# Written instruction:
Reproduce the data exactly.

# Extracted records:
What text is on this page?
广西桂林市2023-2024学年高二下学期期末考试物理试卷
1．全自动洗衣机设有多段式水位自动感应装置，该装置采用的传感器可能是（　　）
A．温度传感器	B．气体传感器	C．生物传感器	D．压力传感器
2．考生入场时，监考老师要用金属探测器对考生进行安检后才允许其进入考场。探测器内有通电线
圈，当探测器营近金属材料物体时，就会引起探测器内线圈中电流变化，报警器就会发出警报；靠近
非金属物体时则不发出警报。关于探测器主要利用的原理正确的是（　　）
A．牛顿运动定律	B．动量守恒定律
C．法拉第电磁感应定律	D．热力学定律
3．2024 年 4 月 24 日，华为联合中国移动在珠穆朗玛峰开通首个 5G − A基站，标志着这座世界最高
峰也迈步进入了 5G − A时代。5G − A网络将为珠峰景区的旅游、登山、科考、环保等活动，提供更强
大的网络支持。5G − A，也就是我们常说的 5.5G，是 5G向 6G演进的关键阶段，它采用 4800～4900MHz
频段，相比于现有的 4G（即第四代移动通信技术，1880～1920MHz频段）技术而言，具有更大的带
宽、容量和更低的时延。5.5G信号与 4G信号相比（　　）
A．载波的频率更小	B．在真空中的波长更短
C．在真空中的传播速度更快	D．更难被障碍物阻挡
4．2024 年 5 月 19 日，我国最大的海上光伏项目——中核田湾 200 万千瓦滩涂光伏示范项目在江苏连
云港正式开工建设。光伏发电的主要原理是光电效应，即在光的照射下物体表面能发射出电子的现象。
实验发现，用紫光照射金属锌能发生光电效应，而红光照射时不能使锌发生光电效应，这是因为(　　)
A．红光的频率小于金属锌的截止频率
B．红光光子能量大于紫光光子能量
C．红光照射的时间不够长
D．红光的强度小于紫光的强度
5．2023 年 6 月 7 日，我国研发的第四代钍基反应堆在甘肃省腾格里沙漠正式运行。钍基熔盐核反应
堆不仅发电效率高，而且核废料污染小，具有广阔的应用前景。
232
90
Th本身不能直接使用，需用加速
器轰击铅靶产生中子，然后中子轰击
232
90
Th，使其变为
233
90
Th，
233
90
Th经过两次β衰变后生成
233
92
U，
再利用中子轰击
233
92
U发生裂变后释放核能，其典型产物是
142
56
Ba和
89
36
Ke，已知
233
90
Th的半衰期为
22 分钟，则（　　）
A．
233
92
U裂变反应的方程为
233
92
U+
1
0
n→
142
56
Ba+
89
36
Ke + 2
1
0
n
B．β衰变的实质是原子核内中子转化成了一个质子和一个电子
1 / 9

# Finished answer:
What text is on this page?
广西桂林市2023-2024学年高二下学期期末考试物理试卷
1．全自动洗衣机设有多段式水位自动感应装置，该装置采用的传感器可能是（　　）
A．温度传感器	B．气体传感器	C．生物传感器	D．压力传感器
2．考生入场时，监考老师要用金属探测器对考生进行安检后才允许其进入考场。探测器内有通电线
圈，当探测器营近金属材料物体时，就会引起探测器内线圈中电流变化，报警器就会发出警报；靠近
非金属物体时则不发出警报。关于探测器主要利用的原理正确的是（　　）
A．牛顿运动定律	B．动量守恒定律
C．法拉第电磁感应定律	D．热力学定律
3．2024 年 4 月 24 日，华为联合中国移动在珠穆朗玛峰开通首个 5G − A基站，标志着这座世界最高
峰也迈步进入了 5G − A时代。5G − A网络将为珠峰景区的旅游、登山、科考、环保等活动，提供更强
大的网络支持。5G − A，也就是我们常说的 5.5G，是 5G向 6G演进的关键阶段，它采用 4800～4900MHz
频段，相比于现有的 4G（即第四代移动通信技术，1880～1920MHz频段）技术而言，具有更大的带
宽、容量和更低的时延。5.5G信号与 4G信号相比（　　）
A．载波的频率更小	B．在真空中的波长更短
C．在真空中的传播速度更快	D．更难被障碍物阻挡
4．2024 年 5 月 19 日，我国最大的海上光伏项目——中核田湾 200 万千瓦滩涂光伏示范项目在江苏连
云港正式开工建设。光伏发电的主要原理是光电效应，即在光的照射下物体表面能发射出电子的现象。
实验发现，用紫光照射金属锌能发生光电效应，而红光照射时不能使锌发生光电效应，这是因为(　　)
A．红光的频率小于金属锌的截止频率
B．红光光子能量大于紫光光子能量
C．红光照射的时间不够长
D．红光的强度小于紫光的强度
5．2023 年 6 月 7 日，我国研发的第四代钍基反应堆在甘肃省腾格里沙漠正式运行。钍基熔盐核反应
堆不仅发电效率高，而且核废料污染小，具有广阔的应用前景。
232
90
Th本身不能直接使用，需用加速
器轰击铅靶产生中子，然后中子轰击
232
90
Th，使其变为
233
90
Th，
233
90
Th经过两次β衰变后生成
233
92
U，
再利用中子轰击
233
92
U发生裂变后释放核能，其典型产物是
142
56
Ba和
89
36
Ke，已知
233
90
Th的半衰期为
22 分钟，则（　　）
A．
233
92
U裂变反应的方程为
233
92
U+
1
0
n→
142
56
Ba+
89
36
Ke + 2
1
0
n
B．β衰变的实质是原子核内中子转化成了一个质子和一个电子
1 / 9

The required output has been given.